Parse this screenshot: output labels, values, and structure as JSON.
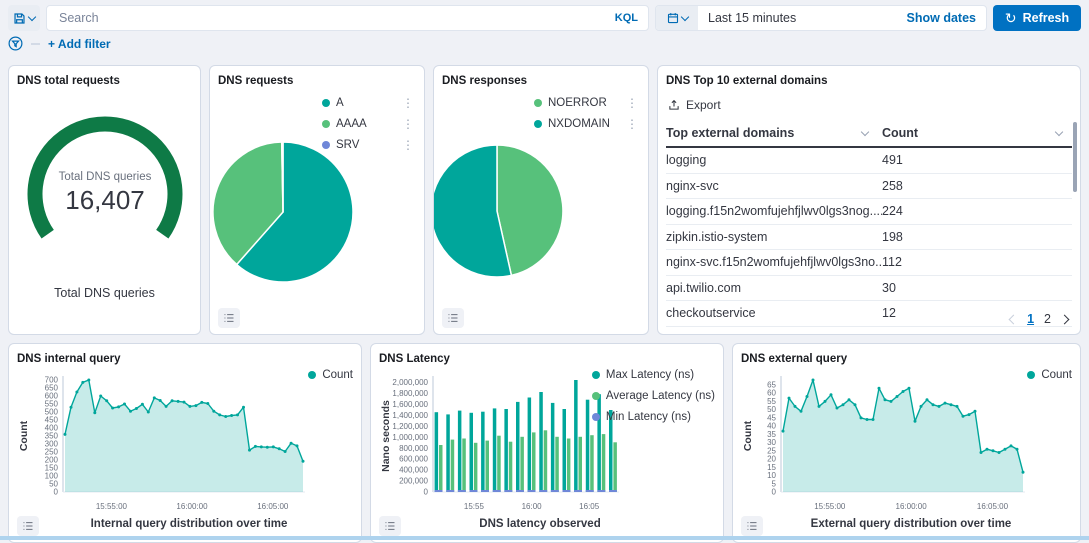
{
  "header": {
    "search_placeholder": "Search",
    "kql_label": "KQL",
    "time_range": "Last 15 minutes",
    "show_dates_label": "Show dates",
    "refresh_label": "Refresh"
  },
  "filter_bar": {
    "add_filter_label": "+ Add filter"
  },
  "table_panel": {
    "title": "DNS Top 10 external domains",
    "export_label": "Export",
    "columns": [
      "Top external domains",
      "Count"
    ],
    "rows": [
      {
        "domain": "logging",
        "count": "491"
      },
      {
        "domain": "nginx-svc",
        "count": "258"
      },
      {
        "domain": "logging.f15n2womfujehfjlwv0lgs3nog....",
        "count": "224"
      },
      {
        "domain": "zipkin.istio-system",
        "count": "198"
      },
      {
        "domain": "nginx-svc.f15n2womfujehfjlwv0lgs3no...",
        "count": "112"
      },
      {
        "domain": "api.twilio.com",
        "count": "30"
      },
      {
        "domain": "checkoutservice",
        "count": "12"
      }
    ],
    "pagination": {
      "pages": [
        "1",
        "2"
      ],
      "active": "1"
    }
  },
  "colors": {
    "teal": "#00a69b",
    "green": "#57c17b",
    "purple": "#6f87d8",
    "gauge_green": "#0e7a46",
    "link_blue": "#006bb4",
    "primary_blue": "#0071c2"
  },
  "chart_data": [
    {
      "id": "gauge",
      "type": "gauge",
      "title": "DNS total requests",
      "value": 16407,
      "display_value": "16,407",
      "center_label": "Total DNS queries",
      "bottom_label": "Total DNS queries",
      "color": "#0e7a46"
    },
    {
      "id": "requests",
      "type": "pie",
      "title": "DNS requests",
      "slices": [
        {
          "label": "A",
          "pct": 61.5,
          "color": "#00a69b"
        },
        {
          "label": "AAAA",
          "pct": 38.2,
          "color": "#57c17b"
        },
        {
          "label": "SRV",
          "pct": 0.3,
          "color": "#6f87d8"
        }
      ]
    },
    {
      "id": "responses",
      "type": "pie",
      "title": "DNS responses",
      "slices": [
        {
          "label": "NOERROR",
          "pct": 46.5,
          "color": "#57c17b"
        },
        {
          "label": "NXDOMAIN",
          "pct": 53.5,
          "color": "#00a69b"
        }
      ]
    },
    {
      "id": "internal",
      "type": "area",
      "title": "DNS internal query",
      "xlabel": "Internal query distribution over time",
      "ylabel": "Count",
      "legend": [
        {
          "label": "Count",
          "color": "#00a69b"
        }
      ],
      "ylim": [
        0,
        700
      ],
      "ytick_step": 50,
      "xticks": [
        {
          "label": "15:55:00",
          "f": 0.2
        },
        {
          "label": "16:00:00",
          "f": 0.533
        },
        {
          "label": "16:05:00",
          "f": 0.867
        }
      ],
      "values": [
        360,
        530,
        625,
        685,
        700,
        495,
        600,
        570,
        525,
        532,
        550,
        505,
        522,
        548,
        500,
        588,
        572,
        535,
        570,
        566,
        562,
        535,
        540,
        560,
        553,
        505,
        482,
        472,
        478,
        482,
        530,
        262,
        285,
        282,
        280,
        282,
        270,
        253,
        305,
        288,
        192
      ]
    },
    {
      "id": "latency",
      "type": "bar",
      "title": "DNS Latency",
      "xlabel": "DNS latency observed",
      "ylabel": "Nano seconds",
      "legend": [
        {
          "label": "Max Latency (ns)",
          "color": "#00a69b"
        },
        {
          "label": "Average Latency (ns)",
          "color": "#57c17b"
        },
        {
          "label": "Min Latency (ns)",
          "color": "#6f87d8"
        }
      ],
      "ylim": [
        0,
        2000000
      ],
      "ytick_step": 200000,
      "yfmt": "comma",
      "xticks": [
        {
          "label": "15:55",
          "f": 0.22
        },
        {
          "label": "16:00",
          "f": 0.53
        },
        {
          "label": "16:05",
          "f": 0.84
        }
      ],
      "series": [
        {
          "name": "Max Latency (ns)",
          "color": "#00a69b",
          "values": [
            1460000,
            1420000,
            1490000,
            1450000,
            1470000,
            1530000,
            1520000,
            1650000,
            1730000,
            1830000,
            1630000,
            1520000,
            2050000,
            1690000,
            1790000,
            1500000
          ]
        },
        {
          "name": "Average Latency (ns)",
          "color": "#57c17b",
          "values": [
            860000,
            960000,
            980000,
            900000,
            940000,
            1030000,
            920000,
            1010000,
            1090000,
            1130000,
            1010000,
            980000,
            1010000,
            1040000,
            1060000,
            910000
          ]
        },
        {
          "name": "Min Latency (ns)",
          "color": "#6f87d8",
          "values": [
            30000,
            30000,
            30000,
            30000,
            30000,
            30000,
            30000,
            30000,
            30000,
            30000,
            30000,
            30000,
            30000,
            30000,
            30000,
            30000
          ]
        }
      ]
    },
    {
      "id": "external",
      "type": "area",
      "title": "DNS external query",
      "xlabel": "External query distribution over time",
      "ylabel": "Count",
      "legend": [
        {
          "label": "Count",
          "color": "#00a69b"
        }
      ],
      "ylim": [
        0,
        65
      ],
      "ytick_step": 5,
      "xticks": [
        {
          "label": "15:55:00",
          "f": 0.2
        },
        {
          "label": "16:00:00",
          "f": 0.533
        },
        {
          "label": "16:05:00",
          "f": 0.867
        }
      ],
      "values": [
        37,
        57,
        52,
        49,
        58,
        68,
        52,
        55,
        59,
        51,
        53,
        56,
        53,
        45,
        44,
        44,
        63,
        56,
        55,
        58,
        61,
        63,
        43,
        52,
        56,
        53,
        52,
        54,
        53,
        52,
        46,
        47,
        49,
        24,
        26,
        25,
        24,
        26,
        28,
        26,
        12
      ]
    }
  ]
}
━━━━━━
→ **WHAT NEEDS TO BE DONE**: Write out again every line above exactly as given; the pictures do not belong in the copy.

→ **RESULT**:
Parse this screenshot: output labels, values, and structure as JSON.
{
  "header": {
    "search_placeholder": "Search",
    "kql_label": "KQL",
    "time_range": "Last 15 minutes",
    "show_dates_label": "Show dates",
    "refresh_label": "Refresh"
  },
  "filter_bar": {
    "add_filter_label": "+ Add filter"
  },
  "table_panel": {
    "title": "DNS Top 10 external domains",
    "export_label": "Export",
    "columns": [
      "Top external domains",
      "Count"
    ],
    "rows": [
      {
        "domain": "logging",
        "count": "491"
      },
      {
        "domain": "nginx-svc",
        "count": "258"
      },
      {
        "domain": "logging.f15n2womfujehfjlwv0lgs3nog....",
        "count": "224"
      },
      {
        "domain": "zipkin.istio-system",
        "count": "198"
      },
      {
        "domain": "nginx-svc.f15n2womfujehfjlwv0lgs3no...",
        "count": "112"
      },
      {
        "domain": "api.twilio.com",
        "count": "30"
      },
      {
        "domain": "checkoutservice",
        "count": "12"
      }
    ],
    "pagination": {
      "pages": [
        "1",
        "2"
      ],
      "active": "1"
    }
  },
  "colors": {
    "teal": "#00a69b",
    "green": "#57c17b",
    "purple": "#6f87d8",
    "gauge_green": "#0e7a46",
    "link_blue": "#006bb4",
    "primary_blue": "#0071c2"
  },
  "chart_data": [
    {
      "id": "gauge",
      "type": "gauge",
      "title": "DNS total requests",
      "value": 16407,
      "display_value": "16,407",
      "center_label": "Total DNS queries",
      "bottom_label": "Total DNS queries",
      "color": "#0e7a46"
    },
    {
      "id": "requests",
      "type": "pie",
      "title": "DNS requests",
      "slices": [
        {
          "label": "A",
          "pct": 61.5,
          "color": "#00a69b"
        },
        {
          "label": "AAAA",
          "pct": 38.2,
          "color": "#57c17b"
        },
        {
          "label": "SRV",
          "pct": 0.3,
          "color": "#6f87d8"
        }
      ]
    },
    {
      "id": "responses",
      "type": "pie",
      "title": "DNS responses",
      "slices": [
        {
          "label": "NOERROR",
          "pct": 46.5,
          "color": "#57c17b"
        },
        {
          "label": "NXDOMAIN",
          "pct": 53.5,
          "color": "#00a69b"
        }
      ]
    },
    {
      "id": "internal",
      "type": "area",
      "title": "DNS internal query",
      "xlabel": "Internal query distribution over time",
      "ylabel": "Count",
      "legend": [
        {
          "label": "Count",
          "color": "#00a69b"
        }
      ],
      "ylim": [
        0,
        700
      ],
      "ytick_step": 50,
      "xticks": [
        {
          "label": "15:55:00",
          "f": 0.2
        },
        {
          "label": "16:00:00",
          "f": 0.533
        },
        {
          "label": "16:05:00",
          "f": 0.867
        }
      ],
      "values": [
        360,
        530,
        625,
        685,
        700,
        495,
        600,
        570,
        525,
        532,
        550,
        505,
        522,
        548,
        500,
        588,
        572,
        535,
        570,
        566,
        562,
        535,
        540,
        560,
        553,
        505,
        482,
        472,
        478,
        482,
        530,
        262,
        285,
        282,
        280,
        282,
        270,
        253,
        305,
        288,
        192
      ]
    },
    {
      "id": "latency",
      "type": "bar",
      "title": "DNS Latency",
      "xlabel": "DNS latency observed",
      "ylabel": "Nano seconds",
      "legend": [
        {
          "label": "Max Latency (ns)",
          "color": "#00a69b"
        },
        {
          "label": "Average Latency (ns)",
          "color": "#57c17b"
        },
        {
          "label": "Min Latency (ns)",
          "color": "#6f87d8"
        }
      ],
      "ylim": [
        0,
        2000000
      ],
      "ytick_step": 200000,
      "yfmt": "comma",
      "xticks": [
        {
          "label": "15:55",
          "f": 0.22
        },
        {
          "label": "16:00",
          "f": 0.53
        },
        {
          "label": "16:05",
          "f": 0.84
        }
      ],
      "series": [
        {
          "name": "Max Latency (ns)",
          "color": "#00a69b",
          "values": [
            1460000,
            1420000,
            1490000,
            1450000,
            1470000,
            1530000,
            1520000,
            1650000,
            1730000,
            1830000,
            1630000,
            1520000,
            2050000,
            1690000,
            1790000,
            1500000
          ]
        },
        {
          "name": "Average Latency (ns)",
          "color": "#57c17b",
          "values": [
            860000,
            960000,
            980000,
            900000,
            940000,
            1030000,
            920000,
            1010000,
            1090000,
            1130000,
            1010000,
            980000,
            1010000,
            1040000,
            1060000,
            910000
          ]
        },
        {
          "name": "Min Latency (ns)",
          "color": "#6f87d8",
          "values": [
            30000,
            30000,
            30000,
            30000,
            30000,
            30000,
            30000,
            30000,
            30000,
            30000,
            30000,
            30000,
            30000,
            30000,
            30000,
            30000
          ]
        }
      ]
    },
    {
      "id": "external",
      "type": "area",
      "title": "DNS external query",
      "xlabel": "External query distribution over time",
      "ylabel": "Count",
      "legend": [
        {
          "label": "Count",
          "color": "#00a69b"
        }
      ],
      "ylim": [
        0,
        65
      ],
      "ytick_step": 5,
      "xticks": [
        {
          "label": "15:55:00",
          "f": 0.2
        },
        {
          "label": "16:00:00",
          "f": 0.533
        },
        {
          "label": "16:05:00",
          "f": 0.867
        }
      ],
      "values": [
        37,
        57,
        52,
        49,
        58,
        68,
        52,
        55,
        59,
        51,
        53,
        56,
        53,
        45,
        44,
        44,
        63,
        56,
        55,
        58,
        61,
        63,
        43,
        52,
        56,
        53,
        52,
        54,
        53,
        52,
        46,
        47,
        49,
        24,
        26,
        25,
        24,
        26,
        28,
        26,
        12
      ]
    }
  ]
}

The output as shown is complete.